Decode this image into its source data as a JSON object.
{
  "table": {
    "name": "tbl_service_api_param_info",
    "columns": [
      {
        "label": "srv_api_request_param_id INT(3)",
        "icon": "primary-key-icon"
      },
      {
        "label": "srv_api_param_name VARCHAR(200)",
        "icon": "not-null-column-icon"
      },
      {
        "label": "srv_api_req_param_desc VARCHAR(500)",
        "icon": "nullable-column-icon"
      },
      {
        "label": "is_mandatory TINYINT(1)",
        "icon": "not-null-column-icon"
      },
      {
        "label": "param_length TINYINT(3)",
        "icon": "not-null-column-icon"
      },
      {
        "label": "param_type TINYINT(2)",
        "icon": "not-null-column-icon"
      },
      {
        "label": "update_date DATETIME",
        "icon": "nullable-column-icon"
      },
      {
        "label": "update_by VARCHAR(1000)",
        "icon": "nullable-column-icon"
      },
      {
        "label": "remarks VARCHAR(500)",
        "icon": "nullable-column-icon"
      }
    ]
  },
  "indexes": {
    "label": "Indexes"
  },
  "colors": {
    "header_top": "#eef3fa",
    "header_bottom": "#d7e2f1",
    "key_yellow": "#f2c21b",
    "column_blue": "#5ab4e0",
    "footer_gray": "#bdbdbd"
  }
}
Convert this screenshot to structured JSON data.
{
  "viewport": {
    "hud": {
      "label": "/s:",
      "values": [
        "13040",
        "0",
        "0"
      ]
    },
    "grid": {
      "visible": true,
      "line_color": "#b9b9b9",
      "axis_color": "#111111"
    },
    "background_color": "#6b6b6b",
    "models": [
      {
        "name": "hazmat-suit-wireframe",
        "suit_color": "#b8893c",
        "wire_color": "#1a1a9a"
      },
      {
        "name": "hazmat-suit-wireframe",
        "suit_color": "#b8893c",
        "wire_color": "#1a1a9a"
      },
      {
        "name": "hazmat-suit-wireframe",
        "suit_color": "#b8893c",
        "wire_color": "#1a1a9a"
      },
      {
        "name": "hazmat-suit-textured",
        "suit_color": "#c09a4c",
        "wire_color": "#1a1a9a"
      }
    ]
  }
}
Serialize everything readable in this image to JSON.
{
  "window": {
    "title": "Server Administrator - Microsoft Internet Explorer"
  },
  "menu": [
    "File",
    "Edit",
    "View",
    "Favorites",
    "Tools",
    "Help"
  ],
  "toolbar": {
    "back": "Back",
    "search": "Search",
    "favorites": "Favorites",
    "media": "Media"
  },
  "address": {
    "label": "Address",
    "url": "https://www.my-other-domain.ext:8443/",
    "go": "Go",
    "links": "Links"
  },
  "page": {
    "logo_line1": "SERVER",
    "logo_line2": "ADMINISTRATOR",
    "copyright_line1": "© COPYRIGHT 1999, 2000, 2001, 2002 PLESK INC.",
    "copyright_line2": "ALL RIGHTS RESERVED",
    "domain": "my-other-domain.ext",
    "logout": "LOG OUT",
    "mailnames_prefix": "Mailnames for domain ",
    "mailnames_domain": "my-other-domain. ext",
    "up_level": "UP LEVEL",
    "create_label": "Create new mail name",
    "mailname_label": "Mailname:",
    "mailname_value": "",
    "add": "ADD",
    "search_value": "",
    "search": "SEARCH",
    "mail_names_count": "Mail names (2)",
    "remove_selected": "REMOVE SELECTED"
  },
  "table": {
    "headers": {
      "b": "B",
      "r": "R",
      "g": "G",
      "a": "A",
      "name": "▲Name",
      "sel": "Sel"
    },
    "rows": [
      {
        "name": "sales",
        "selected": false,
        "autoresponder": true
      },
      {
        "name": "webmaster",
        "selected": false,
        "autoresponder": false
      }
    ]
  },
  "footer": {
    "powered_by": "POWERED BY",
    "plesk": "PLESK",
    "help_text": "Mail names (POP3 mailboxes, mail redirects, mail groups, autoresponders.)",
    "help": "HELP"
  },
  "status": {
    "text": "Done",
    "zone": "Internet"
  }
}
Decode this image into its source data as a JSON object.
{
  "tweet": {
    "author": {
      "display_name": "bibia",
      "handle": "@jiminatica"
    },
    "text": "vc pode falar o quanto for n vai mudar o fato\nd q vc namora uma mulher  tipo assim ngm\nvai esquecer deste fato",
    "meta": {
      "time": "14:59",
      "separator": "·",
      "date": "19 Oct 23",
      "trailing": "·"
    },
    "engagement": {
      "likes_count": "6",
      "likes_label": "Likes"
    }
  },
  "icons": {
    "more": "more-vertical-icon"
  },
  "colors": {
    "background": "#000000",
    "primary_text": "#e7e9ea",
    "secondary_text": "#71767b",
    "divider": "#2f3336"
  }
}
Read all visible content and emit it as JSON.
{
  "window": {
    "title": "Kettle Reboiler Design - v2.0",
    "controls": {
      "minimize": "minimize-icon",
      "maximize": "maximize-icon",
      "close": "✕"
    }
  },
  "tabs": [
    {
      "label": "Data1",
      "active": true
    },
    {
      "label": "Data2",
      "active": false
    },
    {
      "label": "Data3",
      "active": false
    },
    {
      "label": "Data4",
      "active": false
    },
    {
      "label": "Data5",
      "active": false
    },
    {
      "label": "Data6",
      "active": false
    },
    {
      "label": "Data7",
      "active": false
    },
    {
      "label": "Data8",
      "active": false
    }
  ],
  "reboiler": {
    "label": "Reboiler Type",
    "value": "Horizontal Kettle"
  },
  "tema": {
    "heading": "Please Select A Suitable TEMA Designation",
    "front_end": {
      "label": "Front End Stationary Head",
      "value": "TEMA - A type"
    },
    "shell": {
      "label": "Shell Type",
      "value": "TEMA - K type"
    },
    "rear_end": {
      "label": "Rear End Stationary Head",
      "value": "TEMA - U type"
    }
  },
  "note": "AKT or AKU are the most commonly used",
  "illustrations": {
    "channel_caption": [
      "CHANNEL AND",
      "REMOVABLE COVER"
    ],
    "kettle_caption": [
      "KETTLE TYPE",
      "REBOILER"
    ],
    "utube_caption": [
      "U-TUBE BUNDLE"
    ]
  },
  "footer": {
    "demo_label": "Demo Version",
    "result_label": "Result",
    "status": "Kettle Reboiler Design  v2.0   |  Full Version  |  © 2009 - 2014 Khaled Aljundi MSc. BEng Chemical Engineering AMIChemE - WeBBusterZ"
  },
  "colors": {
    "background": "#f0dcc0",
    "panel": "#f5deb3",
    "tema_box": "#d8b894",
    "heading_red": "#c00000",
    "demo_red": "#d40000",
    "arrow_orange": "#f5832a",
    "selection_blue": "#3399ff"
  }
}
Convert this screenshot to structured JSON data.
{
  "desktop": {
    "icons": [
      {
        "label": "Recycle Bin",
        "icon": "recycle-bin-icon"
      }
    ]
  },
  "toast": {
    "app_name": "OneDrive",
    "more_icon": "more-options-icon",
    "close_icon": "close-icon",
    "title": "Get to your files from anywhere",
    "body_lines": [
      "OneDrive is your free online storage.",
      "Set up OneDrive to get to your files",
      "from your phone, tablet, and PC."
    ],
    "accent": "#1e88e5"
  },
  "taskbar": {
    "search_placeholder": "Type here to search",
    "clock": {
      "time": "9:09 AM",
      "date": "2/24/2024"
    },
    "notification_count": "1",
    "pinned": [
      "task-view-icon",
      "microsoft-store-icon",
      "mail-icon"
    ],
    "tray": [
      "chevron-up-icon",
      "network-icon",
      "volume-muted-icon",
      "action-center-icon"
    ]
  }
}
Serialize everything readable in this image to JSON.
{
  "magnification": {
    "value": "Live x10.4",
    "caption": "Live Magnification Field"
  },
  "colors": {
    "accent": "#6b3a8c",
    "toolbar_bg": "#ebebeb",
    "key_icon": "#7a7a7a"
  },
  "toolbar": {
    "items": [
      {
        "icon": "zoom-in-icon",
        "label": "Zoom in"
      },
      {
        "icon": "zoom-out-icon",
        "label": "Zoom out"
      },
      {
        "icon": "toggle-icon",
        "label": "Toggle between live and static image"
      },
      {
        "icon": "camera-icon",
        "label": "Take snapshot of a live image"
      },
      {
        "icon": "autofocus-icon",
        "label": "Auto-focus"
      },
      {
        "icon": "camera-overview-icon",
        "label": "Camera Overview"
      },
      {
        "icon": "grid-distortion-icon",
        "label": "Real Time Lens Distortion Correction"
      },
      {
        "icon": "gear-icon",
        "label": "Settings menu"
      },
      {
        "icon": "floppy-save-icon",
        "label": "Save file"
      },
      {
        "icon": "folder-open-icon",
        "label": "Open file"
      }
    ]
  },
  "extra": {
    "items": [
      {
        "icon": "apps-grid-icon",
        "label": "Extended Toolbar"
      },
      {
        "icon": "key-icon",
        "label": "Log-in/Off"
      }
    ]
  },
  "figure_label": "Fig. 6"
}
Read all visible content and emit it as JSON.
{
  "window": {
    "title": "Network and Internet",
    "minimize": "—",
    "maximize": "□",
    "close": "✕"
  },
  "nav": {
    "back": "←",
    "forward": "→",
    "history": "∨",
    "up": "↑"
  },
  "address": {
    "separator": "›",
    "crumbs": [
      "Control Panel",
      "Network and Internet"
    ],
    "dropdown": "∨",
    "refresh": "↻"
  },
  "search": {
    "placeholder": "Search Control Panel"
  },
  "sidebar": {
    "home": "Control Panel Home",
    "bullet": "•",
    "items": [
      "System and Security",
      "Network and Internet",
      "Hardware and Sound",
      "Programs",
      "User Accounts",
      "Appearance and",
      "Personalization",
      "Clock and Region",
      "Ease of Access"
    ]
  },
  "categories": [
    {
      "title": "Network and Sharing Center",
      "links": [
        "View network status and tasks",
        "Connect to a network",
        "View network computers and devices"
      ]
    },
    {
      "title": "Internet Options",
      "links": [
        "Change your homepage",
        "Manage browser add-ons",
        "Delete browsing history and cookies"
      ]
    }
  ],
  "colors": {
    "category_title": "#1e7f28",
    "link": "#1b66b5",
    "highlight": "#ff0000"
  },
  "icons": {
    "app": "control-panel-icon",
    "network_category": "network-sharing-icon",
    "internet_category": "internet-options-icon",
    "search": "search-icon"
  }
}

***

Reproduce each line holding the word "VARCHAR".

RESPONSE —
        "label": "srv_api_param_name VARCHAR(200)",
        "label": "srv_api_req_param_desc VARCHAR(500)",
        "label": "update_by VARCHAR(1000)",
        "label": "remarks VARCHAR(500)",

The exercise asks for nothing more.